[Directive A]: Can you print everything in the journal entry from "I also tried" down to "what it's doing.", word for word?

[Page extract]:
================

I've now started playing Chrono Cross. I was actually putting that off for a few days so that I could play it on the Playstation 2 and have potentially faster loading times and smoother graphics (these are both options of the PS2's Playstation emulation which I have turned on). So far Chrono Cross is a cool game. The music fits much better into the game than it sounded to me when I listened to the MP3s of it alone. The plot has a good "hook", and the gameplay is different than any other RPG I've played if nothing else. I think this is the game I earlier read about as having about 40 playable characters, which is something of which I'm not a huge fan - when you have this many characters, I think that characterization inevitably loses out at least a little, and furthermore, it seems kind of pointless when I can only have 3 characters at a time in my party. But that's not a huge complaint, since I can just ignore the characters I don't want to use. Oh, and the graphics are amazing for a PS1 game. I don't know how they did some of them, such as the battle transition. (The battle graphics are what's most impressive, although the FMV is also good (but not used a whole lot).)

My mom's computer has been having some pretty severe problems. It wouldn't accept the new memory which I tried to install in it, and it's been spontaneously rebooting sometimes when it gets tapped on the side. I think it may have a bad motherboard; she's going to take it to Gateway to see what they think.

While at Electronics Boutique to buy my PS2, I saw the following item, of which I took a picture which I am compelled by its sheer oddness to show you:

Presumably you've seen American dolls or action figures which come with multiple sets of clothes, accessories, or weapons... but only the Japanese would think to put multiple heads in the same package.

Wiki page for this journal entry

2002-06-21

21:47

It's hard to believe that it's been almost an entire week since I've written anything for this page. Quite a bit has happened in that period, and I sort of feel like I've lost touch. The fact that absolutely no one is reading this page except me at the moment, coupled with a brief outage of ragnar.nilmop.com due to his unintentionally being rebooted and needing to acquire a new IP compounds this. (He's all set up again now.)

On Wednesday evening I went over to Charlie's new place. At first I wasn't able to tell his kitten, Nuala, apart from Dan's (his roommate's) kitten Quel. (I may have mangled the spelling there pretty badly; if so, sorry Quel.) It was actually pretty easy, though - Quel has a black patch over one of his eyes, whereas Nuala has black above her eyes, but not around them. They are extremely cute and quite hyperactive. They're about 4 and a half months old, if you've ever had a kitten.

Charlie and I talked quite a bit about philosophy, mostly relating in some way to our attempt to come up with a suitable definition for the term "emotion". We both agree that "thought of sufficient complexity" is a necessary condition, but not a sufficient one, and we didn't manage to come up with another clause to make the definition complete this time. We did discuss a lot of other interesting issues on the way, which served both to clarify things and to locate some differences in our theories.

I also tried to get Linux onto Charlie's "baby", as he's currently referring to his new desktop, since he says it's too dissimilar to his previous Phil hardware-wise to share the name, but I have to admit that I failed miserable. The CD drive didn't work, and floppies are insanely unreliable. We did eventually get one to boot, but then it wasn't able to use DHCP to get an IP address from Road Runner - probably a problem with Linux's DHCP support (which I belatedly realize I have never actually used - at CMU I have a static address, and Ragnar runs OpenBSD). It could also be something to do with the network card - at this point, there's no way to be sure. I'm sure that I'll be heading over there again at some point, and then I can try again to figure out what it's doing.

================

(Dataset entries)

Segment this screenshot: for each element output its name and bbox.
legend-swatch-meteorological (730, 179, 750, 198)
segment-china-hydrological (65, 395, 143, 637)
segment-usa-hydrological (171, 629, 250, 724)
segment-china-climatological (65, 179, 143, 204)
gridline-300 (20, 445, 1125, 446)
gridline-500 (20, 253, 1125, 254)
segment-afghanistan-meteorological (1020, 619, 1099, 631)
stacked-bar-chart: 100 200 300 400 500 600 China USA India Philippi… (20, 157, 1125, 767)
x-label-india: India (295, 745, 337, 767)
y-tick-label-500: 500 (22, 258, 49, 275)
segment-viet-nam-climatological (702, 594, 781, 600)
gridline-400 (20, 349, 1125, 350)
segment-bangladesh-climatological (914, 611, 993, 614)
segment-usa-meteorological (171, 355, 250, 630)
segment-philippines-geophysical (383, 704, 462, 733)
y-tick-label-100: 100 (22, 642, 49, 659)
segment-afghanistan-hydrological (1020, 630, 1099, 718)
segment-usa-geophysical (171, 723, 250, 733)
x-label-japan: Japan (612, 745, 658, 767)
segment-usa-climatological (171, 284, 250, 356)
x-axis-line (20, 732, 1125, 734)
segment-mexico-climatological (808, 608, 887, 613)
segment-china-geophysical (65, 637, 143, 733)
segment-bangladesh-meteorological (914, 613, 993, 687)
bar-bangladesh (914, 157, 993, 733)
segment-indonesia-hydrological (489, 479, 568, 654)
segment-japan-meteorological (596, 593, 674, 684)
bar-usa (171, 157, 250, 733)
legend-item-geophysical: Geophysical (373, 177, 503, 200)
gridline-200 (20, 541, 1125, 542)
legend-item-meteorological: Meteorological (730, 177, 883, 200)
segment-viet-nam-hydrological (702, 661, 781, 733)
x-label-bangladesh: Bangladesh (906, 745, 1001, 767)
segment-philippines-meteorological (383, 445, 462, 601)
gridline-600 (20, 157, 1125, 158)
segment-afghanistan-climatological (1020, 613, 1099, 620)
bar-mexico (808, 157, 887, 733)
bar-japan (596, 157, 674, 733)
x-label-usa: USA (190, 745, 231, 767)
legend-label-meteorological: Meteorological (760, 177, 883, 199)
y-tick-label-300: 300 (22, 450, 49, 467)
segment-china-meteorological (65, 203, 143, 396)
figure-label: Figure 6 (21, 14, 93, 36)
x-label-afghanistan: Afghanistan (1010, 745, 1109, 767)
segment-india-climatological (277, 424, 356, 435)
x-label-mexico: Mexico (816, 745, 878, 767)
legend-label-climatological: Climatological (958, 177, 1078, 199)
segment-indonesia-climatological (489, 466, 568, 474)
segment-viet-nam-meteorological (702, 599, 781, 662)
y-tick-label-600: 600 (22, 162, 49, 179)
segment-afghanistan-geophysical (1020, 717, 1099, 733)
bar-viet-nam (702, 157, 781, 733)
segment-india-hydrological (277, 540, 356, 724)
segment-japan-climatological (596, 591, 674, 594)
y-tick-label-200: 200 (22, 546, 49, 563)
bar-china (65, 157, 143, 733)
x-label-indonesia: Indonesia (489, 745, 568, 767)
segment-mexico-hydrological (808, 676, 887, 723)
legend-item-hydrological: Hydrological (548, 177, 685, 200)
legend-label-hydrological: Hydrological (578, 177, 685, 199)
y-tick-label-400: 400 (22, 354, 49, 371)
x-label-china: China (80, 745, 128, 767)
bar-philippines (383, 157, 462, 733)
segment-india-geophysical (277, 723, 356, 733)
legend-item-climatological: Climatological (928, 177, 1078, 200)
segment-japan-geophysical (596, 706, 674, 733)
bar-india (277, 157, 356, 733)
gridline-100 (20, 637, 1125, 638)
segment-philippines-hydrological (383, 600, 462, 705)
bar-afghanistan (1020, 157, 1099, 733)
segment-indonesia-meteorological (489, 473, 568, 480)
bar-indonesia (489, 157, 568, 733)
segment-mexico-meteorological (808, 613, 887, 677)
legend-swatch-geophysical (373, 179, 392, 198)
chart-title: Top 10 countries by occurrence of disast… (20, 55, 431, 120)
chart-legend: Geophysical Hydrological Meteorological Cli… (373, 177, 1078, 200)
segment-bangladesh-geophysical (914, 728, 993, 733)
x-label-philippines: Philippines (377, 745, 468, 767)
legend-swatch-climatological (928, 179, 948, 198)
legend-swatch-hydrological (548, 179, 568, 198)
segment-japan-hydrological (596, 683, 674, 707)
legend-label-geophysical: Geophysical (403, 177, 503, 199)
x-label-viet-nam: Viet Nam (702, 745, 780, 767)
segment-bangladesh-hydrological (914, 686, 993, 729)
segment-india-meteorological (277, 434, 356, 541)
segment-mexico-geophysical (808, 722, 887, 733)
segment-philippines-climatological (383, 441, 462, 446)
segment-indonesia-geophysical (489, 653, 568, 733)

================

[Directive B]: Could you format everything in the listing, from its first line down to the line containing "gridline-300 (20, 445, 1125, 446)", as a Markdown table with the columns Row and Line, leaving out any blank lines?

[Full output A]:
I also tried to get Linux onto Charlie's "baby", as he's currently referring to his new desktop, since he says it's too dissimilar to his previous Phil hardware-wise to share the name, but I have to admit that I failed miserable. The CD drive didn't work, and floppies are insanely unreliable. We did eventually get one to boot, but then it wasn't able to use DHCP to get an IP address from Road Runner - probably a problem with Linux's DHCP support (which I belatedly realize I have never actually used - at CMU I have a static address, and Ragnar runs OpenBSD). It could also be something to do with the network card - at this point, there's no way to be sure. I'm sure that I'll be heading over there again at some point, and then I can try again to figure out what it's doing.

[Full output B]:
| Row | Line |
|---|---|
| 1 | Segment this screenshot: for each element output its name and bbox. |
| 2 | legend-swatch-meteorological (730, 179, 750, 198) |
| 3 | segment-china-hydrological (65, 395, 143, 637) |
| 4 | segment-usa-hydrological (171, 629, 250, 724) |
| 5 | segment-china-climatological (65, 179, 143, 204) |
| 6 | gridline-300 (20, 445, 1125, 446) |